=== Aim ===
Type out the complete listing below word for word, without its pictures.

=== Material for the task ===
— Begin —
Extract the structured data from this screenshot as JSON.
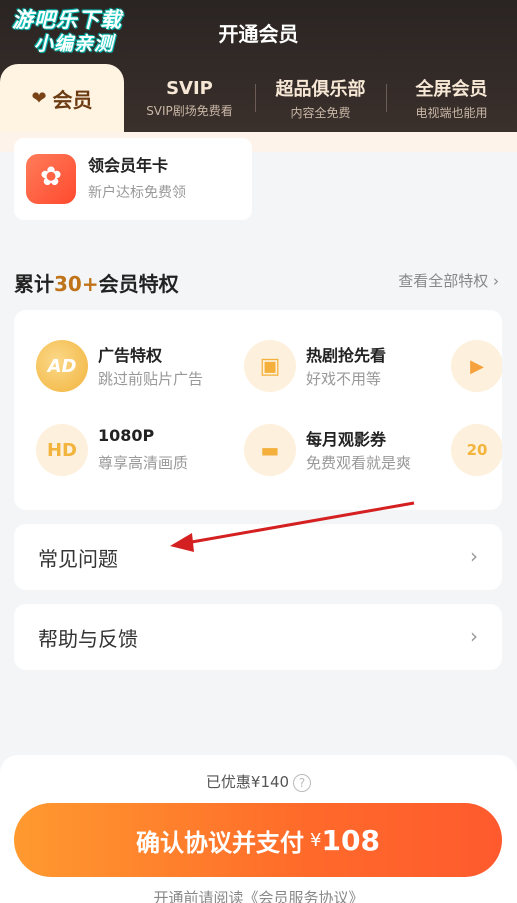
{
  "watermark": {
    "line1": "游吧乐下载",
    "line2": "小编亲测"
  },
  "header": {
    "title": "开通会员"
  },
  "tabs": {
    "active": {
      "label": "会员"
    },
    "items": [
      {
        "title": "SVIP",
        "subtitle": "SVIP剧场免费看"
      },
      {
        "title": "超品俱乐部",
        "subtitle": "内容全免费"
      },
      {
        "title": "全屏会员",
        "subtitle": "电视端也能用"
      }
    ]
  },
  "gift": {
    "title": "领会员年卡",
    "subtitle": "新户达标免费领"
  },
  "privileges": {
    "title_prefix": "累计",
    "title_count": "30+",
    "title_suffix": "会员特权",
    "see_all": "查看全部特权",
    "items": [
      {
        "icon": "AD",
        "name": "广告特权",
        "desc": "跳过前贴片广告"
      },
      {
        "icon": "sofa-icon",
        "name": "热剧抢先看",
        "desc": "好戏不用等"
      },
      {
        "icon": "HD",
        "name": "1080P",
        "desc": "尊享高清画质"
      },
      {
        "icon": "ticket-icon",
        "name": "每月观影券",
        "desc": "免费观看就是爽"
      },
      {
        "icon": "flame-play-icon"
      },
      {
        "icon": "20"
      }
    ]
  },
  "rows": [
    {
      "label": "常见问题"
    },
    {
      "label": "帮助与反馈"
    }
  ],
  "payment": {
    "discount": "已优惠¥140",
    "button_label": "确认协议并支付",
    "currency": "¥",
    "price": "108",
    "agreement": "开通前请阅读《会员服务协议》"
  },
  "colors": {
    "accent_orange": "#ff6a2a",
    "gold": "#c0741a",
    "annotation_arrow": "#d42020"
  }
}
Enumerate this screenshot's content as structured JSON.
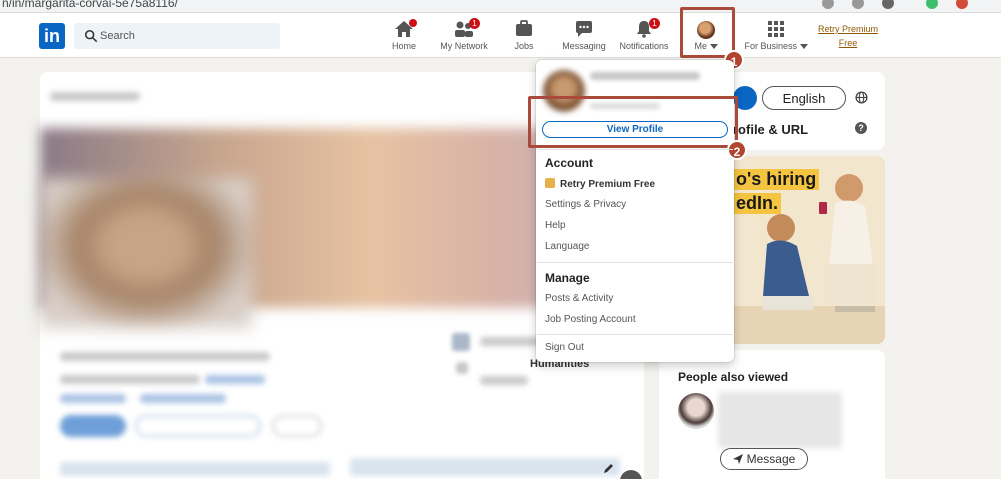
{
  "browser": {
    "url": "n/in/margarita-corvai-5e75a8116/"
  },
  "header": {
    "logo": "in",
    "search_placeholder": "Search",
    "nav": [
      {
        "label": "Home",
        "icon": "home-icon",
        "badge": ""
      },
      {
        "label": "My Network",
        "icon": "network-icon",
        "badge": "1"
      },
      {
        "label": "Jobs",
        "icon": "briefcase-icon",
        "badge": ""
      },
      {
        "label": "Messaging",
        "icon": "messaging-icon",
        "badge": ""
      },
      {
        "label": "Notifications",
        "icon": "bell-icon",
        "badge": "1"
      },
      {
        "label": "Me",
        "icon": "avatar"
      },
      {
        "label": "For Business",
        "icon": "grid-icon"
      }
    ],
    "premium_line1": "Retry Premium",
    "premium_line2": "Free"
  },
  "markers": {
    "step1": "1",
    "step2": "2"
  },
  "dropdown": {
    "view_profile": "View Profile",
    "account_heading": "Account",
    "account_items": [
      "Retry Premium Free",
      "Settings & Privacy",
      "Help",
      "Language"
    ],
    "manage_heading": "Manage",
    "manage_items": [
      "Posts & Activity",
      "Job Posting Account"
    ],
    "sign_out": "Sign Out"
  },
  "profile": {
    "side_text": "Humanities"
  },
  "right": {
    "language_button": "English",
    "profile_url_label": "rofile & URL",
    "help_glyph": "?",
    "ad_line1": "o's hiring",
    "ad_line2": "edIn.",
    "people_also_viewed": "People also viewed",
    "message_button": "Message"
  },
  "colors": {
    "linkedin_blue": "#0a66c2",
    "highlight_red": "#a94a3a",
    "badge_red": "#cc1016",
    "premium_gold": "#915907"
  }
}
— End —
=== Reply to the task ===
Extract the structured data from this screenshot as JSON.
{
  "watermark": {
    "line1": "游吧乐下载",
    "line2": "小编亲测"
  },
  "header": {
    "title": "开通会员"
  },
  "tabs": {
    "active": {
      "label": "会员"
    },
    "items": [
      {
        "title": "SVIP",
        "subtitle": "SVIP剧场免费看"
      },
      {
        "title": "超品俱乐部",
        "subtitle": "内容全免费"
      },
      {
        "title": "全屏会员",
        "subtitle": "电视端也能用"
      }
    ]
  },
  "gift": {
    "title": "领会员年卡",
    "subtitle": "新户达标免费领"
  },
  "privileges": {
    "title_prefix": "累计",
    "title_count": "30+",
    "title_suffix": "会员特权",
    "see_all": "查看全部特权",
    "items": [
      {
        "icon": "AD",
        "name": "广告特权",
        "desc": "跳过前贴片广告"
      },
      {
        "icon": "sofa-icon",
        "name": "热剧抢先看",
        "desc": "好戏不用等"
      },
      {
        "icon": "HD",
        "name": "1080P",
        "desc": "尊享高清画质"
      },
      {
        "icon": "ticket-icon",
        "name": "每月观影券",
        "desc": "免费观看就是爽"
      },
      {
        "icon": "flame-play-icon"
      },
      {
        "icon": "20"
      }
    ]
  },
  "rows": [
    {
      "label": "常见问题"
    },
    {
      "label": "帮助与反馈"
    }
  ],
  "payment": {
    "discount": "已优惠¥140",
    "button_label": "确认协议并支付",
    "currency": "¥",
    "price": "108",
    "agreement": "开通前请阅读《会员服务协议》"
  },
  "colors": {
    "accent_orange": "#ff6a2a",
    "gold": "#c0741a",
    "annotation_arrow": "#d42020"
  }
}
Enumerate this screenshot's content as structured JSON.
{
  "browser": {
    "url": "n/in/margarita-corvai-5e75a8116/"
  },
  "header": {
    "logo": "in",
    "search_placeholder": "Search",
    "nav": [
      {
        "label": "Home",
        "icon": "home-icon",
        "badge": ""
      },
      {
        "label": "My Network",
        "icon": "network-icon",
        "badge": "1"
      },
      {
        "label": "Jobs",
        "icon": "briefcase-icon",
        "badge": ""
      },
      {
        "label": "Messaging",
        "icon": "messaging-icon",
        "badge": ""
      },
      {
        "label": "Notifications",
        "icon": "bell-icon",
        "badge": "1"
      },
      {
        "label": "Me",
        "icon": "avatar"
      },
      {
        "label": "For Business",
        "icon": "grid-icon"
      }
    ],
    "premium_line1": "Retry Premium",
    "premium_line2": "Free"
  },
  "markers": {
    "step1": "1",
    "step2": "2"
  },
  "dropdown": {
    "view_profile": "View Profile",
    "account_heading": "Account",
    "account_items": [
      "Retry Premium Free",
      "Settings & Privacy",
      "Help",
      "Language"
    ],
    "manage_heading": "Manage",
    "manage_items": [
      "Posts & Activity",
      "Job Posting Account"
    ],
    "sign_out": "Sign Out"
  },
  "profile": {
    "side_text": "Humanities"
  },
  "right": {
    "language_button": "English",
    "profile_url_label": "rofile & URL",
    "help_glyph": "?",
    "ad_line1": "o's hiring",
    "ad_line2": "edIn.",
    "people_also_viewed": "People also viewed",
    "message_button": "Message"
  },
  "colors": {
    "linkedin_blue": "#0a66c2",
    "highlight_red": "#a94a3a",
    "badge_red": "#cc1016",
    "premium_gold": "#915907"
  }
}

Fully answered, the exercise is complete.